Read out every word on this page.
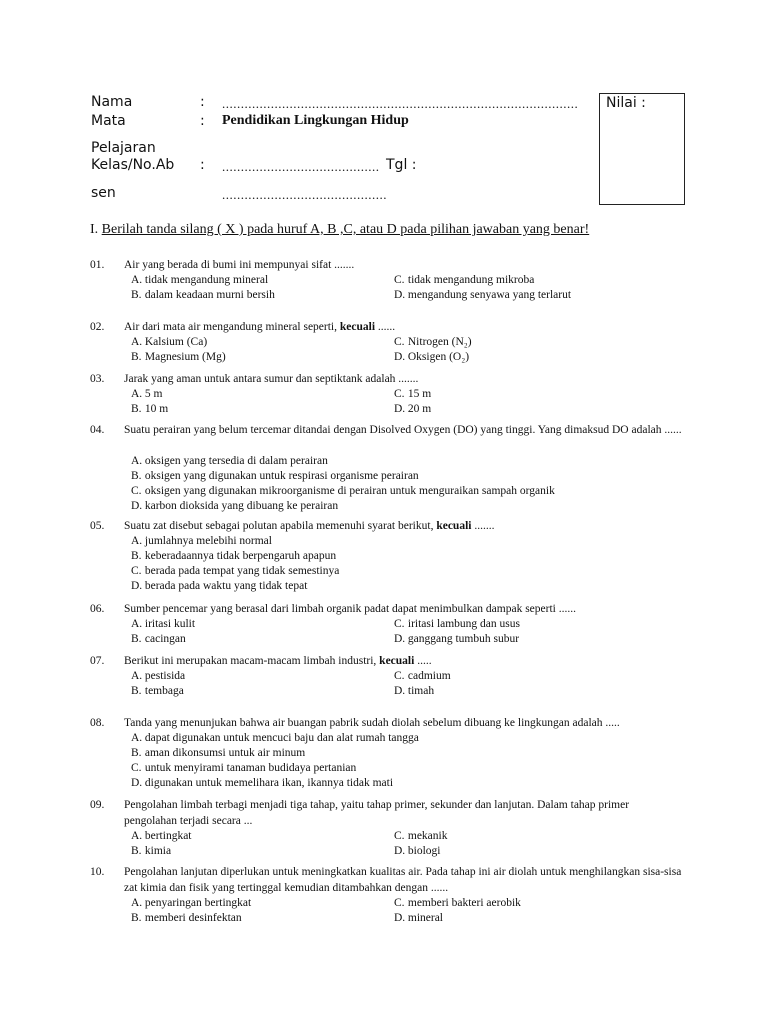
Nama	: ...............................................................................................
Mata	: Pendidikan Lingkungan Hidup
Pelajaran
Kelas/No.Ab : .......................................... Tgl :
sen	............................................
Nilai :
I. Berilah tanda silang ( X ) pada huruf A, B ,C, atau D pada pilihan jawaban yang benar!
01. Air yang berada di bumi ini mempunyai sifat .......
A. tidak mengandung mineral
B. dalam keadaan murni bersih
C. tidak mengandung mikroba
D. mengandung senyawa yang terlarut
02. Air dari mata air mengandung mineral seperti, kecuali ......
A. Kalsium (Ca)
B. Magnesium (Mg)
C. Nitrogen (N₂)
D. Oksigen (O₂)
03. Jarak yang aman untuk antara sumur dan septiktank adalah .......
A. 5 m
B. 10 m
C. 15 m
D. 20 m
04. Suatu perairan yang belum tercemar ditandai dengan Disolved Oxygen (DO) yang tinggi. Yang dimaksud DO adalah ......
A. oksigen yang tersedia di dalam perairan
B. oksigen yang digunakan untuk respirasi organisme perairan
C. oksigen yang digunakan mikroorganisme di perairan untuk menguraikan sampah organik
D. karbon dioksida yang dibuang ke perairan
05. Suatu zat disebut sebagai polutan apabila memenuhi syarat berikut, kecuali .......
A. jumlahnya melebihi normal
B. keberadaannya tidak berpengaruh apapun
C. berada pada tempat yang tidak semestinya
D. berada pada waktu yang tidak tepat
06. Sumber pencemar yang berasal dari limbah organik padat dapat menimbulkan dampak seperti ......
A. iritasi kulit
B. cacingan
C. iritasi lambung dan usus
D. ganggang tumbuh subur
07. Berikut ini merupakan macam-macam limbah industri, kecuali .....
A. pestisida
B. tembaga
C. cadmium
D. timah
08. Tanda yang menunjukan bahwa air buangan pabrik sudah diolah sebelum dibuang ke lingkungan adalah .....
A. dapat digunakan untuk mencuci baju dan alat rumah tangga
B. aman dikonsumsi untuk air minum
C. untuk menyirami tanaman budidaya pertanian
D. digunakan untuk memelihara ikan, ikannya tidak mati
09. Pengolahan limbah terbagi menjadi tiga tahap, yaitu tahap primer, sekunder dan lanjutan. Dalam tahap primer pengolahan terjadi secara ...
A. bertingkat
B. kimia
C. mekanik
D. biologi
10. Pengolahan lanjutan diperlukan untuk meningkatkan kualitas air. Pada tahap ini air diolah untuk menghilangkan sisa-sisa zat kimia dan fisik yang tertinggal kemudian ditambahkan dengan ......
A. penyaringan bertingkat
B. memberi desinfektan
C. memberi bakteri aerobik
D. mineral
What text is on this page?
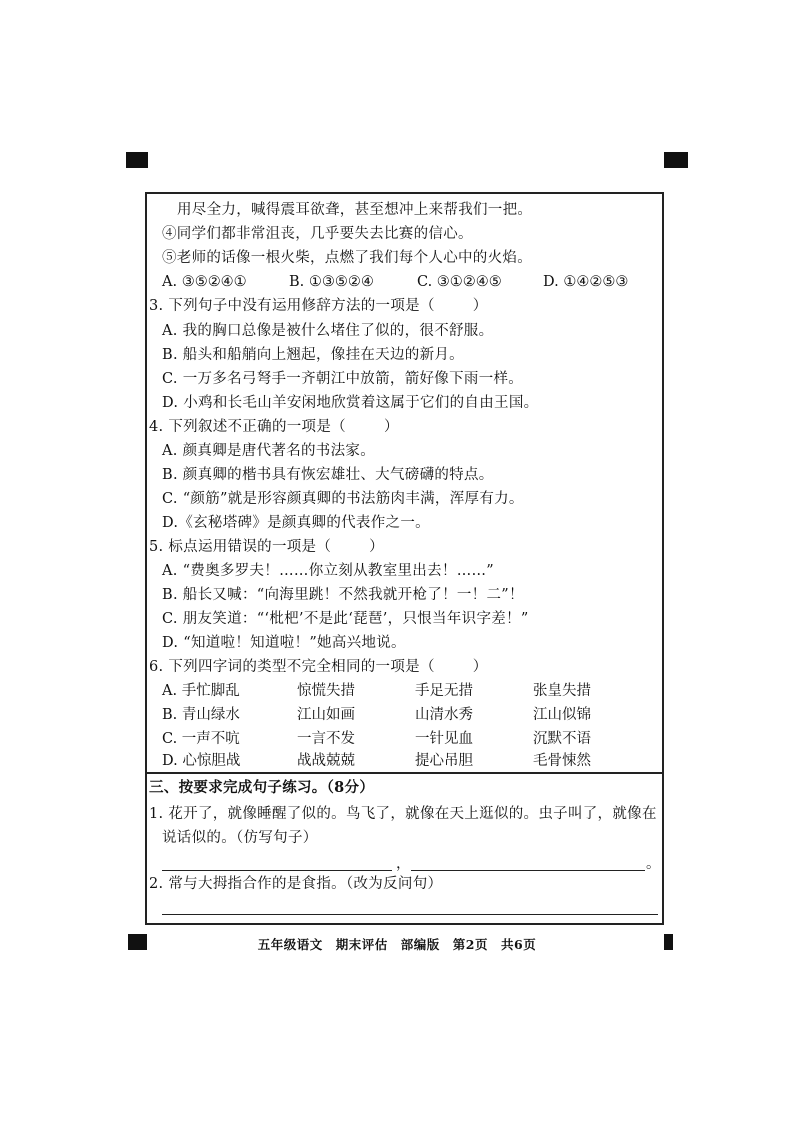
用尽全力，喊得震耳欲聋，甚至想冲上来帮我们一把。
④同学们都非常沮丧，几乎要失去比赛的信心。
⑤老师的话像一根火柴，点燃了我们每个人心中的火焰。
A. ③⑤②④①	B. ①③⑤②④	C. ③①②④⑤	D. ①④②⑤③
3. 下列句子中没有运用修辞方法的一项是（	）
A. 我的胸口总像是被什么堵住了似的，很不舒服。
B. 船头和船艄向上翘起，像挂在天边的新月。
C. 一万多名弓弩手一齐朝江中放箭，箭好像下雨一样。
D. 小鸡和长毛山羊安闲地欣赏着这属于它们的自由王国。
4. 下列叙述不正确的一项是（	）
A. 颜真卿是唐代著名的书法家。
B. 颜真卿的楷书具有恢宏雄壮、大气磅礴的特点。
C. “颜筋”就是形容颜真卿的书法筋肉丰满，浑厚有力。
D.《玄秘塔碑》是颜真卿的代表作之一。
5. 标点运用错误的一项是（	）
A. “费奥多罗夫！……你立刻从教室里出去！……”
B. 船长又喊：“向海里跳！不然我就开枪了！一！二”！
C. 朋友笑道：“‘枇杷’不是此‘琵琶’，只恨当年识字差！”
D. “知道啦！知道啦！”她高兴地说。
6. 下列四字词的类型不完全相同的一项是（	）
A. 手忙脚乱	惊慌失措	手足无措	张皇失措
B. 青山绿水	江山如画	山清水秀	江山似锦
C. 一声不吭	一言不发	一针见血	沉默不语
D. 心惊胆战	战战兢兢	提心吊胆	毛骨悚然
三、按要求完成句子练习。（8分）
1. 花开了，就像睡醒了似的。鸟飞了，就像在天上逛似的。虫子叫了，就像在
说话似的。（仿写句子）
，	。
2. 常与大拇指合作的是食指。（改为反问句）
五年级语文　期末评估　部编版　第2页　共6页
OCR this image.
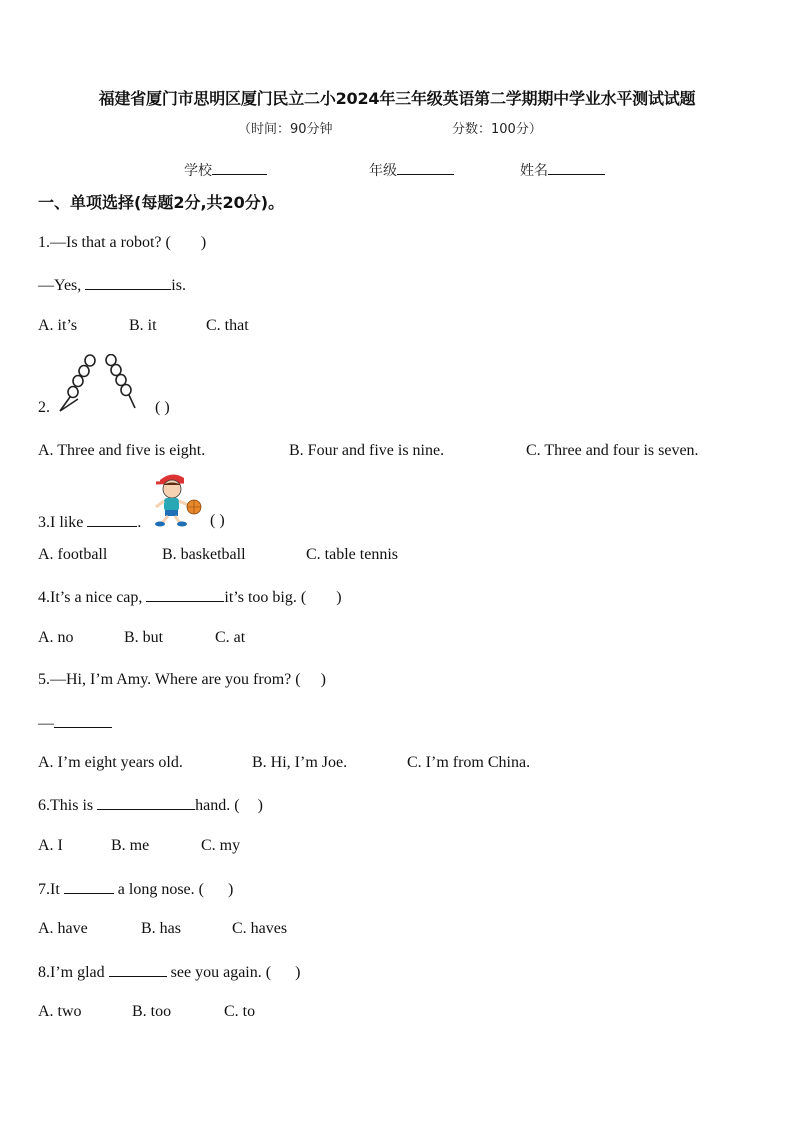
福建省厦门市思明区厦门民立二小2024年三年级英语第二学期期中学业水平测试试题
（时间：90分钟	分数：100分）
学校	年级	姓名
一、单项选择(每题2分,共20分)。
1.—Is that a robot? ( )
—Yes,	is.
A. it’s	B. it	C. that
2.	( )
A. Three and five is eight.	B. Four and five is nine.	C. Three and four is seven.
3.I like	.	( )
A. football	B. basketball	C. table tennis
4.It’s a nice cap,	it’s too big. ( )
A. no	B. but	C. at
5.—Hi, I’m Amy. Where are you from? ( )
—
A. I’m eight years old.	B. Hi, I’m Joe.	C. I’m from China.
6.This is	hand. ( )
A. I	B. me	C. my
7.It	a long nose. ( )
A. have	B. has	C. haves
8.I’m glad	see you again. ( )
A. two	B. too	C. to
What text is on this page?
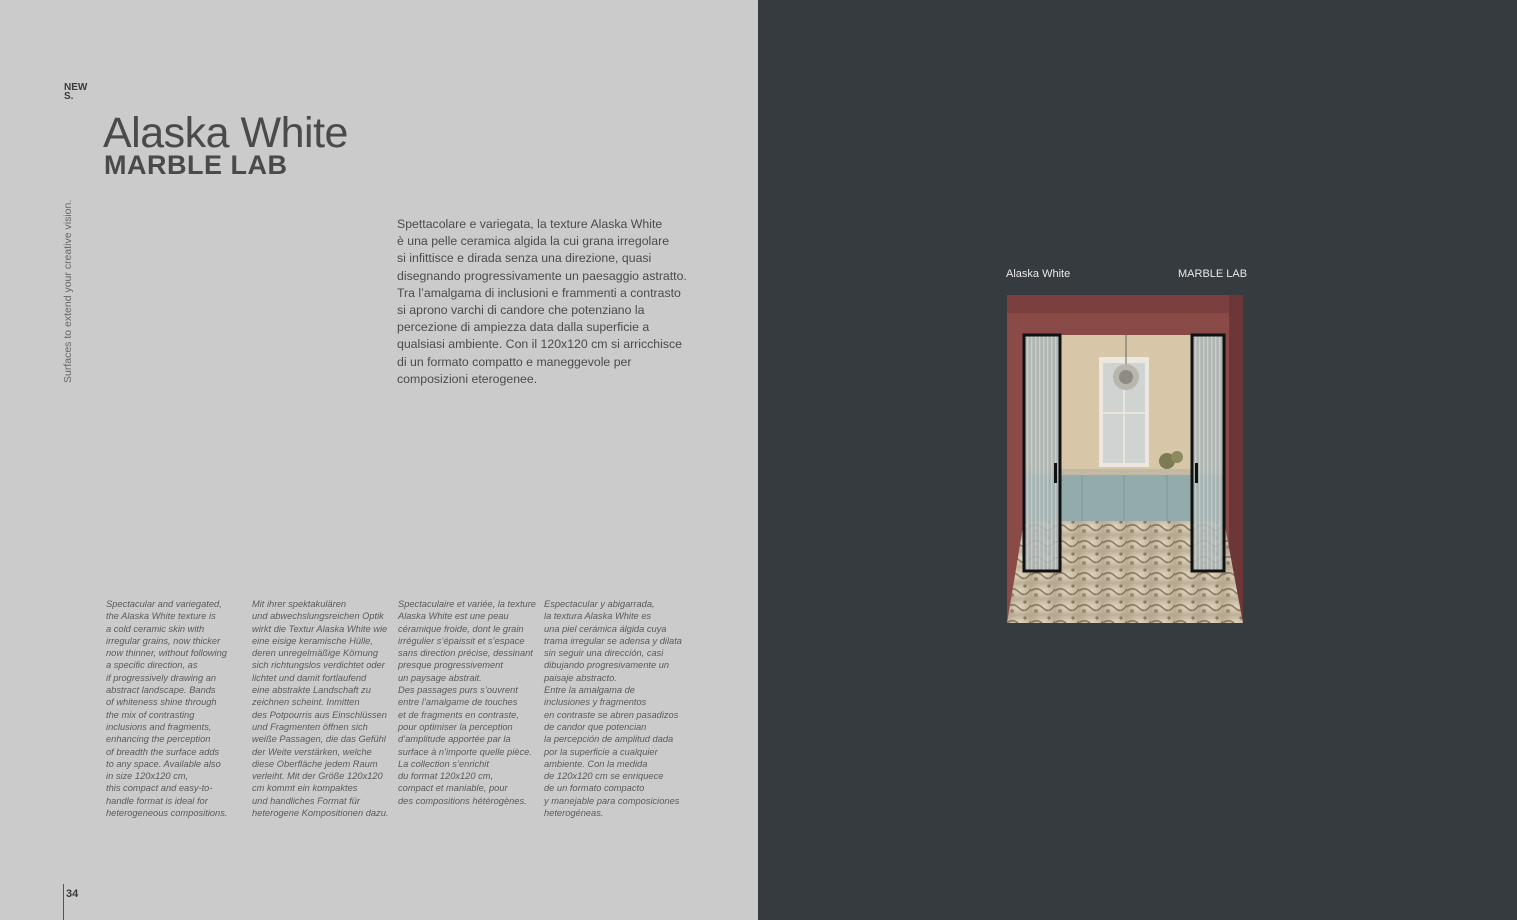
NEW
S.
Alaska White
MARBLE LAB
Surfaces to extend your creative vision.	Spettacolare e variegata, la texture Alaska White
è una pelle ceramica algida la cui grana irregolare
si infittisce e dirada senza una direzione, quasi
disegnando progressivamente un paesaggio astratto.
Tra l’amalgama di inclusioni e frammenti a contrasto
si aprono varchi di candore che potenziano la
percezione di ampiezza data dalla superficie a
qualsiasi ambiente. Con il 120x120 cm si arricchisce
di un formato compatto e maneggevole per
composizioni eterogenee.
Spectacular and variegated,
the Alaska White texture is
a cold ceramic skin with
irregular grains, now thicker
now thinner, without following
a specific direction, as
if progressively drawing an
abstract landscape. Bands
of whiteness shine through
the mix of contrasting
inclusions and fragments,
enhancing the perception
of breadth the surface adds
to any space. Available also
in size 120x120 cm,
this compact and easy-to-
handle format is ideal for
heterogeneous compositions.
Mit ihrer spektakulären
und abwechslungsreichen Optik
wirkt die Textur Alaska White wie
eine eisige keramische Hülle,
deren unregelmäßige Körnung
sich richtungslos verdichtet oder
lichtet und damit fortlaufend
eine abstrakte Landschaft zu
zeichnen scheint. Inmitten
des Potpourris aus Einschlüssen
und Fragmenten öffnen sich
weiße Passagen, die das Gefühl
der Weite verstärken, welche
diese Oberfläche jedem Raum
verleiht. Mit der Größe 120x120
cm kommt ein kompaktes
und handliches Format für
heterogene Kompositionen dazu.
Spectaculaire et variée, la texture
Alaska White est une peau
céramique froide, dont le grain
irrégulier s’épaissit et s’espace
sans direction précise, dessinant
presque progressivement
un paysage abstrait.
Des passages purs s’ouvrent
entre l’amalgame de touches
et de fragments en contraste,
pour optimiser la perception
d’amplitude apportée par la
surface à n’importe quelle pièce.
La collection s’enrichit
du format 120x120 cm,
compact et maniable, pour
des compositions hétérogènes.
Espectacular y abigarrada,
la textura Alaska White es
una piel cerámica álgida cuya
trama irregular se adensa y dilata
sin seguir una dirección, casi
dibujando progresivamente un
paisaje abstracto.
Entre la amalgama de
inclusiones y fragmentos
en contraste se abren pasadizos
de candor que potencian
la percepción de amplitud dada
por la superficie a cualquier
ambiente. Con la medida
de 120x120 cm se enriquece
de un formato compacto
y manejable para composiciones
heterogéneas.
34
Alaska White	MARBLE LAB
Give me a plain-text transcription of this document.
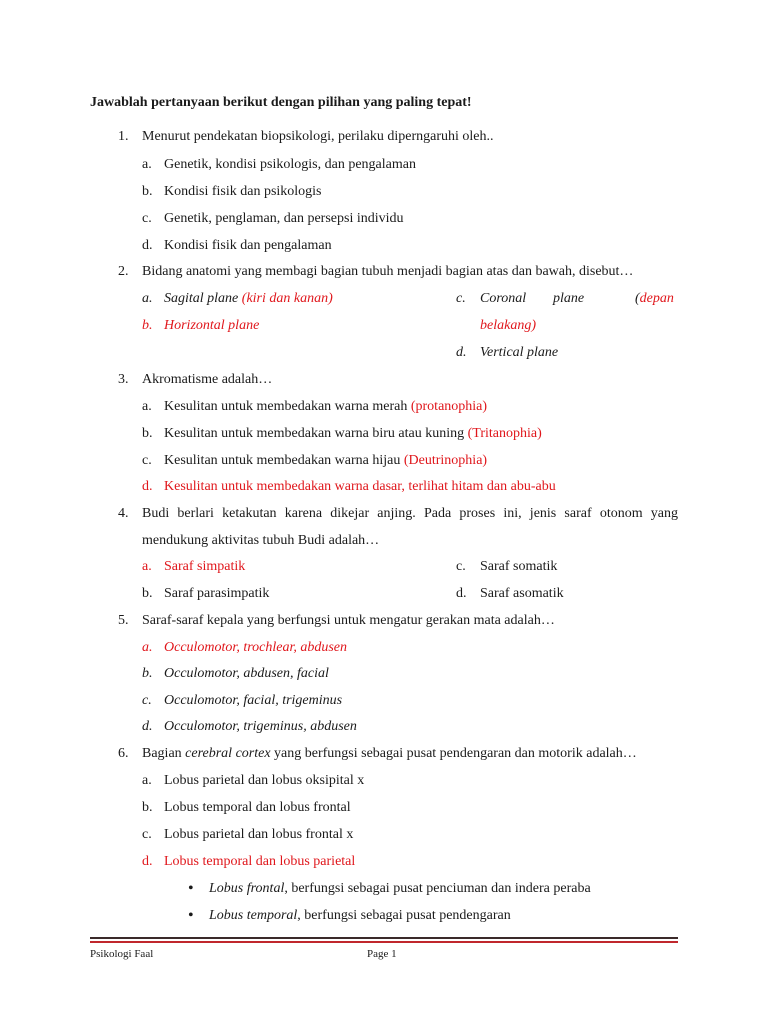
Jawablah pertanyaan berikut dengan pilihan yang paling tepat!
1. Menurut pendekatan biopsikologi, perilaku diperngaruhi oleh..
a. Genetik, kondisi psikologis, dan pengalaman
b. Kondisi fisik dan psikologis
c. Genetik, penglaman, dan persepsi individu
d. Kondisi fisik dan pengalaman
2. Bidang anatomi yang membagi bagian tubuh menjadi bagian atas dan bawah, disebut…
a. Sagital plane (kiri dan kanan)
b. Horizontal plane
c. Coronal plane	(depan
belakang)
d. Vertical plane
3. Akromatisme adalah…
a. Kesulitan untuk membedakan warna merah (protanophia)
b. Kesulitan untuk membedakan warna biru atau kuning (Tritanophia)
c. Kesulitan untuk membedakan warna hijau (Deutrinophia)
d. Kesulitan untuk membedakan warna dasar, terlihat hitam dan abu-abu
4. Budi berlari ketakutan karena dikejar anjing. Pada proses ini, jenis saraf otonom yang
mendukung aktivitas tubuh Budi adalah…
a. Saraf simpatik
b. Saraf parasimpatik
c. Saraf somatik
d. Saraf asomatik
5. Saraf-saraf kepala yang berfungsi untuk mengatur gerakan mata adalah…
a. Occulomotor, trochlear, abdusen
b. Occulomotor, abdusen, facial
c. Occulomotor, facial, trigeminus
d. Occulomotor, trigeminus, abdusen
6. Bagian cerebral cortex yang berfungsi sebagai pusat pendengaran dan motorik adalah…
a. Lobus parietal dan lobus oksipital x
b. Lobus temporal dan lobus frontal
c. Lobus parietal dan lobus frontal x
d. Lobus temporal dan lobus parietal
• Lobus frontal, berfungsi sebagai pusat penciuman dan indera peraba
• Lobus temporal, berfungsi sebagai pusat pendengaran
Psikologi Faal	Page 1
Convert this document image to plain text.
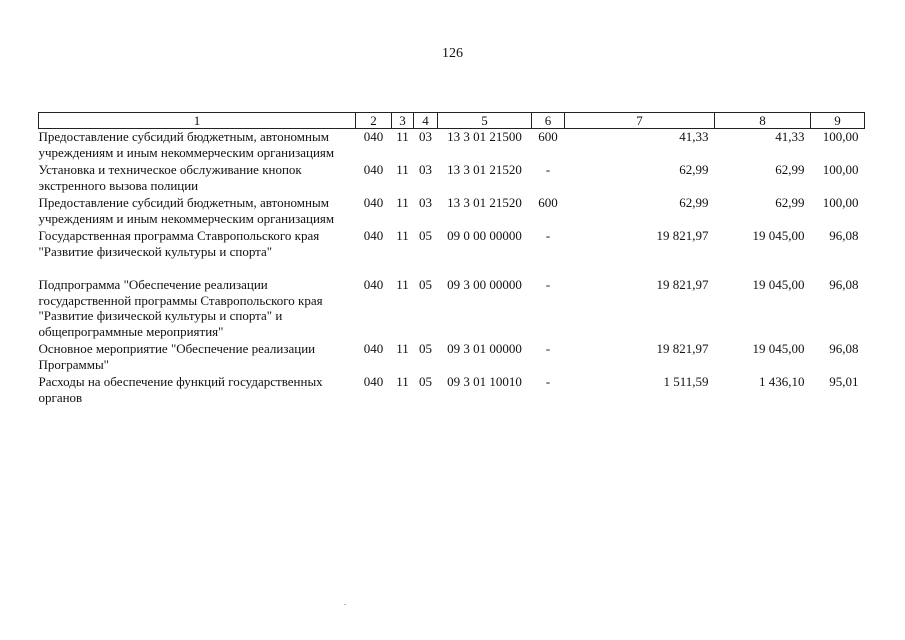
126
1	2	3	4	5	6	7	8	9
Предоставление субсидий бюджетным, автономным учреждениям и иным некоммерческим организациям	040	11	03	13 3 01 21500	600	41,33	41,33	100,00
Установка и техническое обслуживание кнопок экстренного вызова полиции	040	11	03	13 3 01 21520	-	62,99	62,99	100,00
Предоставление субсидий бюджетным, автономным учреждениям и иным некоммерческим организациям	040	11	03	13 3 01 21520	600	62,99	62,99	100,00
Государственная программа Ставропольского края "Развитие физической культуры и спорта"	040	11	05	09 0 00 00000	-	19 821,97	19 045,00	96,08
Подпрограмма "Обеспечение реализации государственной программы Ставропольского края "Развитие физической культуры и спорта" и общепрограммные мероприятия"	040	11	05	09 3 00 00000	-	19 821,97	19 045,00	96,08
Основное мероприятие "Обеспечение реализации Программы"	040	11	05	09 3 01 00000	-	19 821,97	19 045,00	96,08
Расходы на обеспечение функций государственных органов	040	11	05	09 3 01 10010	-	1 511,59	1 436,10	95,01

....

— Brief —
In the listing, find all lines with the string "digunakan" and copy them.

— Completed exercise —
B. oksigen yang digunakan untuk respirasi organisme perairan
C. oksigen yang digunakan mikroorganisme di perairan untuk menguraikan sampah organik
A. dapat digunakan untuk mencuci baju dan alat rumah tangga
D. digunakan untuk memelihara ikan, ikannya tidak mati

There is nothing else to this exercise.